### Entries supplied
----

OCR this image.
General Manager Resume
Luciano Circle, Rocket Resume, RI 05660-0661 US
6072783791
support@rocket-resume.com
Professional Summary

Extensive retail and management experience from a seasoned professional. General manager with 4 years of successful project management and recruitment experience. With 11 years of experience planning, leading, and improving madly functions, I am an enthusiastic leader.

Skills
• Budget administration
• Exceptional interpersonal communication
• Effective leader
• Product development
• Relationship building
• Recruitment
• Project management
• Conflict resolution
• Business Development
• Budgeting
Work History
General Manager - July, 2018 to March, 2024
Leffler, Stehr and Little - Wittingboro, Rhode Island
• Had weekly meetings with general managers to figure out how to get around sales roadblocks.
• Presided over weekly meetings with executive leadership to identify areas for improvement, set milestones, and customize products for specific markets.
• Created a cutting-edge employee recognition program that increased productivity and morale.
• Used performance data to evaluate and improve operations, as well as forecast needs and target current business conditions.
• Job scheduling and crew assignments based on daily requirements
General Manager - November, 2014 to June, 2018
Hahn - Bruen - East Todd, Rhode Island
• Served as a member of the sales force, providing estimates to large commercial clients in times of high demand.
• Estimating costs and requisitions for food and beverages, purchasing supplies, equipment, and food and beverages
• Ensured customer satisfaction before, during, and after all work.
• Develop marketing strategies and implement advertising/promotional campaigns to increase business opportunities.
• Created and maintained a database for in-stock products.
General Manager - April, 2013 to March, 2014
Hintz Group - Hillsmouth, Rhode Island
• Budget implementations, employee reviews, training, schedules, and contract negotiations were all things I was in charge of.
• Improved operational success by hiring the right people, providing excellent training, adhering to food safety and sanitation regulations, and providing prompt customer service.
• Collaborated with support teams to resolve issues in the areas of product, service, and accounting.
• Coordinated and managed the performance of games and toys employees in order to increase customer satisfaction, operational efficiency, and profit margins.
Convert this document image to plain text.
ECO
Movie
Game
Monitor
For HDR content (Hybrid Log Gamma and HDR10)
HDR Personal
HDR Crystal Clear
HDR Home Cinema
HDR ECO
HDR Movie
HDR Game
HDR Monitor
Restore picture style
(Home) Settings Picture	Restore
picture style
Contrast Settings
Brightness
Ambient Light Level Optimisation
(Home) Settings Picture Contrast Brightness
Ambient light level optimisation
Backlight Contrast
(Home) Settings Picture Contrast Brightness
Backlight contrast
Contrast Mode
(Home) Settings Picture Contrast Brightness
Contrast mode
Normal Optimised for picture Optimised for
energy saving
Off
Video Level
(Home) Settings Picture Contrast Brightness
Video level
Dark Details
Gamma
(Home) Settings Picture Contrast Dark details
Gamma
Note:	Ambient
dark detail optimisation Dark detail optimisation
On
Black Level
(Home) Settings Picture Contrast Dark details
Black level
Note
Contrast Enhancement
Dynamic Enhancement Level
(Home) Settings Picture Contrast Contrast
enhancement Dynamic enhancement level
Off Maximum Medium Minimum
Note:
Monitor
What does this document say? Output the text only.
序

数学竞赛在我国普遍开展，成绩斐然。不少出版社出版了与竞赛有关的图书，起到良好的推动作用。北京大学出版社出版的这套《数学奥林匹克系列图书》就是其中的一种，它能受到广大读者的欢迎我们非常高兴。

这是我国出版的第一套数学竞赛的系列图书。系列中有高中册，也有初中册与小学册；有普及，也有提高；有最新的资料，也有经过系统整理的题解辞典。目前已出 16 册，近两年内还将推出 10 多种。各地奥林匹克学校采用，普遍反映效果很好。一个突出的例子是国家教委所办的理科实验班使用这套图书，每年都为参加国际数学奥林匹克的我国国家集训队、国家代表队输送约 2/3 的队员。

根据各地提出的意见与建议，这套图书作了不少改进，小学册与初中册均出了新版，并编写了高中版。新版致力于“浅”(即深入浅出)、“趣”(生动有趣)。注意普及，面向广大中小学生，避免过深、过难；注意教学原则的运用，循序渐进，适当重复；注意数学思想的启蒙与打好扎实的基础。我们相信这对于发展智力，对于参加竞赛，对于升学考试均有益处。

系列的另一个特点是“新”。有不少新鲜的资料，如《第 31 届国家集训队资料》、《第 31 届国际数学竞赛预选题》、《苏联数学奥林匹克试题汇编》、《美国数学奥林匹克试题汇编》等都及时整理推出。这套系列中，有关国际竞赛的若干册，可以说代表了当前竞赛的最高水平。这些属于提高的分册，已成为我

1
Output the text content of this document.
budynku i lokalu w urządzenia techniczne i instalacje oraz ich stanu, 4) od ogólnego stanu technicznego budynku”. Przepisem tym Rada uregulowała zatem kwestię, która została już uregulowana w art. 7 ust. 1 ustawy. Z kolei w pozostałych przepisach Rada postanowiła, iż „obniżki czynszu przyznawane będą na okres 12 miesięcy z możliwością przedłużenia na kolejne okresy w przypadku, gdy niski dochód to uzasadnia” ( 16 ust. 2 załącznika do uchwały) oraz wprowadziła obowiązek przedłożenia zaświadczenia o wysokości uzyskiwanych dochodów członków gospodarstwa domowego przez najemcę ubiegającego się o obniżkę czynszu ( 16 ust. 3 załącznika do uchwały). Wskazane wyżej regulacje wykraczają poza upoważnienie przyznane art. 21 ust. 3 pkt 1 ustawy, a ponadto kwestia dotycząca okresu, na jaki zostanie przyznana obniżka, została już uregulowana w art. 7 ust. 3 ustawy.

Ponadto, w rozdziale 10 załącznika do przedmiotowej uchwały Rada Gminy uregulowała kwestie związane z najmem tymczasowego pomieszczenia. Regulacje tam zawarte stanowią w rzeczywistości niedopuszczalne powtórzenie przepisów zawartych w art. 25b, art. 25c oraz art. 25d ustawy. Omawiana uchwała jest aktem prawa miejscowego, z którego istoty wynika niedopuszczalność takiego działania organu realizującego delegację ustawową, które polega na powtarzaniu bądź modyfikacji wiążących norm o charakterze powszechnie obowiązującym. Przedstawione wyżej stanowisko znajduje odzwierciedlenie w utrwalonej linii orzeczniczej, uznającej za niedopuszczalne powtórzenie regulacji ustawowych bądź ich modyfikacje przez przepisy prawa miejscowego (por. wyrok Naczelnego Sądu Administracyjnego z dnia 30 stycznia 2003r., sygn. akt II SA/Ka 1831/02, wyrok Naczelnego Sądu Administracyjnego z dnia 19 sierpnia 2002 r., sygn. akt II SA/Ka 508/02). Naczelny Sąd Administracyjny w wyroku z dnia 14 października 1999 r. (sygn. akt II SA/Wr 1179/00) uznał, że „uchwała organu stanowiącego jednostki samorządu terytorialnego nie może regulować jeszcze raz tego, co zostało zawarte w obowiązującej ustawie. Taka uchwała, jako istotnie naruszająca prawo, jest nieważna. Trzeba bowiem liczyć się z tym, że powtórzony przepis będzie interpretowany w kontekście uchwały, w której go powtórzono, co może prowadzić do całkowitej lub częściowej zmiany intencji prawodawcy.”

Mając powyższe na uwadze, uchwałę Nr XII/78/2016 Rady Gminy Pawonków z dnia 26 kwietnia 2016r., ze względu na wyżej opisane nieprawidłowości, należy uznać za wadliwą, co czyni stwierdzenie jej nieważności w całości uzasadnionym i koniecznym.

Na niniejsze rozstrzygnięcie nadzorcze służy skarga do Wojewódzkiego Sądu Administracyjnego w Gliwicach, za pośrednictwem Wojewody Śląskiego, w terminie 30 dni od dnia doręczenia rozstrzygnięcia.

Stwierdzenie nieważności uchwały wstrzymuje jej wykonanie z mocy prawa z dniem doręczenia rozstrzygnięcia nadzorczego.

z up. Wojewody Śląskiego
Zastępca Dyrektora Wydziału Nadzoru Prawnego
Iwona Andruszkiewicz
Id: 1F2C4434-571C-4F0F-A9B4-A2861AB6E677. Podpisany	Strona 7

----

### Stated problem
Your answer should be one number: how many lines in the material above contain the string "sales".

### Exercise result
2